Dataset items:

## start

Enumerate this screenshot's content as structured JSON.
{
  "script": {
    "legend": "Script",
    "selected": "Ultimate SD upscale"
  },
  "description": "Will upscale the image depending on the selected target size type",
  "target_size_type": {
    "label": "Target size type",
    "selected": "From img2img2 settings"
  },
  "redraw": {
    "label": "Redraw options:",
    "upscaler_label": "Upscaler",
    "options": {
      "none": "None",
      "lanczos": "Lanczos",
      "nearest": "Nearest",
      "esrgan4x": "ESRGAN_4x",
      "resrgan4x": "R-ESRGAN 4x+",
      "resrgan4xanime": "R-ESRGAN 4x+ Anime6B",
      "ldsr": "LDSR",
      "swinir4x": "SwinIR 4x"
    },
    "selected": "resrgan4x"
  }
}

## end

● WHAT IS EXPECTED: Above are some records; repeat all of them exactly.

● PROBLEM SOLUTION:
Enumerate this screenshot's content as structured JSON.
{
  "script": {
    "legend": "Script",
    "selected": "Ultimate SD upscale"
  },
  "description": "Will upscale the image depending on the selected target size type",
  "target_size_type": {
    "label": "Target size type",
    "selected": "From img2img2 settings"
  },
  "redraw": {
    "label": "Redraw options:",
    "upscaler_label": "Upscaler",
    "options": {
      "none": "None",
      "lanczos": "Lanczos",
      "nearest": "Nearest",
      "esrgan4x": "ESRGAN_4x",
      "resrgan4x": "R-ESRGAN 4x+",
      "resrgan4xanime": "R-ESRGAN 4x+ Anime6B",
      "ldsr": "LDSR",
      "swinir4x": "SwinIR 4x"
    },
    "selected": "resrgan4x"
  }
}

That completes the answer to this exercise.